▸ SHORT EXERCISE
For every line in the records that has the word "должностного", make a copy.
--- Begin MATERIAL PROVIDED ---
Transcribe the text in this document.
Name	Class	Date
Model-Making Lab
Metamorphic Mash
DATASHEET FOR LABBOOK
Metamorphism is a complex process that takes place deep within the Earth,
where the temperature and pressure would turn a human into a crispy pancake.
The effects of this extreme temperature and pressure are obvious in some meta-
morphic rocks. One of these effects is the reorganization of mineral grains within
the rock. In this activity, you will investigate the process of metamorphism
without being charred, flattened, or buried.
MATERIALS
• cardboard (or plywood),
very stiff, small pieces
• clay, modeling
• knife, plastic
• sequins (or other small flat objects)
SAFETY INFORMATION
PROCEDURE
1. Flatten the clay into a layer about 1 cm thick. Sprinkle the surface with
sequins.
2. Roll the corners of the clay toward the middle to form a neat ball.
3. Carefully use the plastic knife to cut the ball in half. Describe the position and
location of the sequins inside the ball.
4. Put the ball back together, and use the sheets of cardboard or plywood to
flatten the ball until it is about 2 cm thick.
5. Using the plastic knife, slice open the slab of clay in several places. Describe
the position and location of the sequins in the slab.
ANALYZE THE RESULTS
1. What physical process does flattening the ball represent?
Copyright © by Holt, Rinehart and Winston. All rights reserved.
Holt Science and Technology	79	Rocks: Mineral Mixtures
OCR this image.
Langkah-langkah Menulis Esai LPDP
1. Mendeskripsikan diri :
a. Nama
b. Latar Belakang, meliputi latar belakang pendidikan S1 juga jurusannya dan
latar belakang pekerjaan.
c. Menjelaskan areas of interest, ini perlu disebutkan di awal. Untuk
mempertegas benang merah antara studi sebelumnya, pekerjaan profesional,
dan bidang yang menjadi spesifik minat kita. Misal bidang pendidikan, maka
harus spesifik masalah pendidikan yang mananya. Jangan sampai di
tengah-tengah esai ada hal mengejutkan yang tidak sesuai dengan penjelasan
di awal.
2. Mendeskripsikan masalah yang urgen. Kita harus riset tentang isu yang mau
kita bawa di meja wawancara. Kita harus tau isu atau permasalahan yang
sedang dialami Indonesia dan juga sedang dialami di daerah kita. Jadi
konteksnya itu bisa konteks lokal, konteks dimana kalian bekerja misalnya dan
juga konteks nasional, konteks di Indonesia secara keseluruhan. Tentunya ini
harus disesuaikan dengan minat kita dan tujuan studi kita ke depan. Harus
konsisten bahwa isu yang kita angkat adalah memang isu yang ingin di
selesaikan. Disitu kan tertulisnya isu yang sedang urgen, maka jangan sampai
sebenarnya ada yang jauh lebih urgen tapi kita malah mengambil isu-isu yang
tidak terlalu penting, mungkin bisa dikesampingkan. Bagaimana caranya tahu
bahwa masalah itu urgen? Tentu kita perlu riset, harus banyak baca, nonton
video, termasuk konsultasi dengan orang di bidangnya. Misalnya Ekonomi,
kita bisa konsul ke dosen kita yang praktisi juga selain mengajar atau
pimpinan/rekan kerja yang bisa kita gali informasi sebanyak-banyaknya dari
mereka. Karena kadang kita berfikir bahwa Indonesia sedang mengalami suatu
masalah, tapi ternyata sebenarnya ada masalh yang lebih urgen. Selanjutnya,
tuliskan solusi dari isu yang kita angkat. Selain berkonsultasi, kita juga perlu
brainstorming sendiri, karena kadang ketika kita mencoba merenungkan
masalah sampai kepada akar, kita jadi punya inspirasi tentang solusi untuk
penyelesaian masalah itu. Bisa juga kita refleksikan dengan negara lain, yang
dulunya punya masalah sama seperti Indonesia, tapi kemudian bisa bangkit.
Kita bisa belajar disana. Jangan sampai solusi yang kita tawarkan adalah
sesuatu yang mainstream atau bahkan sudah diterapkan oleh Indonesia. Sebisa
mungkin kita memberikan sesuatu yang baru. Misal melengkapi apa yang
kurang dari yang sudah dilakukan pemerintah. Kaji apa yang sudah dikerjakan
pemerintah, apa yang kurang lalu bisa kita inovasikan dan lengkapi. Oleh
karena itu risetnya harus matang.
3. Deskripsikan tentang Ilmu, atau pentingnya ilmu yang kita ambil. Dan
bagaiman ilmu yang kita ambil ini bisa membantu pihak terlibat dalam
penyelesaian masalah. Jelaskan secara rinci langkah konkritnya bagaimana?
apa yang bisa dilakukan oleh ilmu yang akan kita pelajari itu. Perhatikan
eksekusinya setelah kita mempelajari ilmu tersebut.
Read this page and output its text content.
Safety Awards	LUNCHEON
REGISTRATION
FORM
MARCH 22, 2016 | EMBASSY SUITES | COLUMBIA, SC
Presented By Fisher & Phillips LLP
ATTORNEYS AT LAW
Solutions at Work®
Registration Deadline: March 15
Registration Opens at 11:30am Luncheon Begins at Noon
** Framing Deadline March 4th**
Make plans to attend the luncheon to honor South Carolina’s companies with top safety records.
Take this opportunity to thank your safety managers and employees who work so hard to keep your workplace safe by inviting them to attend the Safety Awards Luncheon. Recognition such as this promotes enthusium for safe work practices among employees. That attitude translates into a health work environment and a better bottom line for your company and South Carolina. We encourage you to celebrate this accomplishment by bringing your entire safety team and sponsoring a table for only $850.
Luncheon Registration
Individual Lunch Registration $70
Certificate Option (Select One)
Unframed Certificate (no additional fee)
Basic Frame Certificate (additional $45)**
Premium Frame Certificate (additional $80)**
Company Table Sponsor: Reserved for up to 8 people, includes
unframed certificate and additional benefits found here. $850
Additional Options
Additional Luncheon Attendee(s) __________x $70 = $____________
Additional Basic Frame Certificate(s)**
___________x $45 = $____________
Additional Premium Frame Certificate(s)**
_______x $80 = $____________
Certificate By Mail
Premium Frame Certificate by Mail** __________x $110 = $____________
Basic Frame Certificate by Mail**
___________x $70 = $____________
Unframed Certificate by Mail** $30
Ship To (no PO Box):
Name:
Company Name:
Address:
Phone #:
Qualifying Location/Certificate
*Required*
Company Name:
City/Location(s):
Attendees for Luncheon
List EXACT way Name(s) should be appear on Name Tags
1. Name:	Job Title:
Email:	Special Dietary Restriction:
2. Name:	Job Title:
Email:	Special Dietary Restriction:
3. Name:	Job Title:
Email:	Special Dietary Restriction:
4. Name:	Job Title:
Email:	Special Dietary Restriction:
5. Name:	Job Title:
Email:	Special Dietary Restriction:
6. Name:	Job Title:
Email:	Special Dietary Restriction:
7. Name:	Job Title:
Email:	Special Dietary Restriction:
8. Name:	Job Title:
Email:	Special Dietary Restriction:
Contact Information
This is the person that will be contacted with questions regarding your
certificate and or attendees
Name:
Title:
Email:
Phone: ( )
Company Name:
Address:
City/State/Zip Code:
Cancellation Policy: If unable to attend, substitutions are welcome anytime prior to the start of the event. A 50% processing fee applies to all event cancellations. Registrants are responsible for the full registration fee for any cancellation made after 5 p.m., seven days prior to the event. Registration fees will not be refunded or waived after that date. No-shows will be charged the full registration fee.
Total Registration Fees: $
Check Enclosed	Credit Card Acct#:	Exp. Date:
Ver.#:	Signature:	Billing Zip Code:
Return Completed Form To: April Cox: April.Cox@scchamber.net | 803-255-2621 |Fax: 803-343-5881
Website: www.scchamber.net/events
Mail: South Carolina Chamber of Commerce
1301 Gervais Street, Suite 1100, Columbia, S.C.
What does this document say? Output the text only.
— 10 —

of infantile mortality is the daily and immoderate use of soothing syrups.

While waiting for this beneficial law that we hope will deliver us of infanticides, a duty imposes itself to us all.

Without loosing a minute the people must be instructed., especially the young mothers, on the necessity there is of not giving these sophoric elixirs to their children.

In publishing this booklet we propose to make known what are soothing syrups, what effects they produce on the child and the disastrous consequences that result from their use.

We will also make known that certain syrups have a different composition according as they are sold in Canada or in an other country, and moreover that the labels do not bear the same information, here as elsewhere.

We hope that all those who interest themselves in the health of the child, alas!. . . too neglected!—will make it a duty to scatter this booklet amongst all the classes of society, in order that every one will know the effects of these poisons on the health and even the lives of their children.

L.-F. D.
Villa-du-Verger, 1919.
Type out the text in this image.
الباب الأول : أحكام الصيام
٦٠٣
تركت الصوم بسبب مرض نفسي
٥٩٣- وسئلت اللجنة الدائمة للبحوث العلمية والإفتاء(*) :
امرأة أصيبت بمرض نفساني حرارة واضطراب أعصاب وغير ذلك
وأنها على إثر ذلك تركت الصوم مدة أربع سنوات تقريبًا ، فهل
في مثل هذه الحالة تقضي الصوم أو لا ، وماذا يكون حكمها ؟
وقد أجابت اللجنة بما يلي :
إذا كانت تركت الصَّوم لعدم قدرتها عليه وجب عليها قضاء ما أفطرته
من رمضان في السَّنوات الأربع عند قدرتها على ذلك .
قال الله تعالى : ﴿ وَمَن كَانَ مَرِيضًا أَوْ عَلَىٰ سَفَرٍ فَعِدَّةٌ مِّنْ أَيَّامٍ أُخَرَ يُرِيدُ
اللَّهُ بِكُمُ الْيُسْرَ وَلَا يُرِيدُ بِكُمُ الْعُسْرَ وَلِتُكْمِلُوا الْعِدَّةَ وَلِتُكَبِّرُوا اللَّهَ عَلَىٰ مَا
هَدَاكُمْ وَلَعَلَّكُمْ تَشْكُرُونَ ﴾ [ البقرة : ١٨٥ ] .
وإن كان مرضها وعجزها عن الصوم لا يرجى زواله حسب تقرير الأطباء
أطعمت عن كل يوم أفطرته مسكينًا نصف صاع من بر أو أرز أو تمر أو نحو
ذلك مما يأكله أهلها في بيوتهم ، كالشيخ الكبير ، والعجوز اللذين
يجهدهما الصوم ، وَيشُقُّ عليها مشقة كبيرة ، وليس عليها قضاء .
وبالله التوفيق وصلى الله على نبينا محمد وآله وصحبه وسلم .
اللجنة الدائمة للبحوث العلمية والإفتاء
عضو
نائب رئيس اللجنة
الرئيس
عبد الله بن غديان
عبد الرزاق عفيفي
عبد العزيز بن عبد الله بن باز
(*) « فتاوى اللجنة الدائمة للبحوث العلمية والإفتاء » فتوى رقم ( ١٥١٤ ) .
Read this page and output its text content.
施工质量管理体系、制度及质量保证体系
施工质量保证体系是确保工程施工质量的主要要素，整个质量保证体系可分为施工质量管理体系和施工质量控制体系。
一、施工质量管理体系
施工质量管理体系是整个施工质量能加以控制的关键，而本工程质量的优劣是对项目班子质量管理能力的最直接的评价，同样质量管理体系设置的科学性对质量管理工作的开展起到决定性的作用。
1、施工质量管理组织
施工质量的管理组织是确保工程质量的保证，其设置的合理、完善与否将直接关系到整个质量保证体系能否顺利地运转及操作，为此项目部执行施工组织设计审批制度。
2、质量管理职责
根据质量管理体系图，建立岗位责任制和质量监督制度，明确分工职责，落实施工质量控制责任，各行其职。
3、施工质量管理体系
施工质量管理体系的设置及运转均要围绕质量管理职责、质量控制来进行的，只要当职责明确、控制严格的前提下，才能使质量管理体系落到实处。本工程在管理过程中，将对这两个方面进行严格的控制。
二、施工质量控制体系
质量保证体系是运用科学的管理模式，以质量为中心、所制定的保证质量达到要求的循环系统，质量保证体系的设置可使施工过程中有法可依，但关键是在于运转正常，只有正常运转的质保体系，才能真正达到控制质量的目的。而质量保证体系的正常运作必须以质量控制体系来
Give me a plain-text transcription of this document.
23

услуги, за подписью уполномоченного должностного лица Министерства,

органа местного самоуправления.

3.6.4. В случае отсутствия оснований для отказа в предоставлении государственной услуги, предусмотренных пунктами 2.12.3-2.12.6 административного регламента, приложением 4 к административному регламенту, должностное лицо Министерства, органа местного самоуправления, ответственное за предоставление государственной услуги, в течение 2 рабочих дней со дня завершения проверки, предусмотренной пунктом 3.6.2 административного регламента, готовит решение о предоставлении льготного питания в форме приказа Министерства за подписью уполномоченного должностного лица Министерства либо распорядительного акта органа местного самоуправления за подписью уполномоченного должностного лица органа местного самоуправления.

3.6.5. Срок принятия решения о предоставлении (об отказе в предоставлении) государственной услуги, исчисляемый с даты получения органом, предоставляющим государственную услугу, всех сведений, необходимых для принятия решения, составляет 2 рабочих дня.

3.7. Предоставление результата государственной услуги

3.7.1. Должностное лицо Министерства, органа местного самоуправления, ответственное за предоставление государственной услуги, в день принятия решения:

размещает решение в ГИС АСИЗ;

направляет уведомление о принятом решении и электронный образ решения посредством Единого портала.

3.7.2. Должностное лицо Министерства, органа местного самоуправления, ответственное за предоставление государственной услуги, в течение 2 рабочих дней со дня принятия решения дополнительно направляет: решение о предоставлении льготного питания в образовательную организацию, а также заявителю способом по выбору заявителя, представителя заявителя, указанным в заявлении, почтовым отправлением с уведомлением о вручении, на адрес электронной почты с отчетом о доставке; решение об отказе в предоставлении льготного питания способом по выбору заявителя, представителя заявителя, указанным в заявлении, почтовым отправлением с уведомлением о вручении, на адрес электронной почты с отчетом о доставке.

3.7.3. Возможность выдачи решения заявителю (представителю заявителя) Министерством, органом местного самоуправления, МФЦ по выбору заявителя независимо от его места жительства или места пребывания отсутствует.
--- End MATERIAL PROVIDED ---
▸ RESPONSE
услуги, за подписью уполномоченного должностного лица Министерства,
3.6.4. В случае отсутствия оснований для отказа в предоставлении государственной услуги, предусмотренных пунктами 2.12.3-2.12.6 административного регламента, приложением 4 к административному регламенту, должностное лицо Министерства, органа местного самоуправления, ответственное за предоставление государственной услуги, в течение 2 рабочих дней со дня завершения проверки, предусмотренной пунктом 3.6.2 административного регламента, готовит решение о предоставлении льготного питания в форме приказа Министерства за подписью уполномоченного должностного лица Министерства либо распорядительного акта органа местного самоуправления за подписью уполномоченного должностного лица органа местного самоуправления.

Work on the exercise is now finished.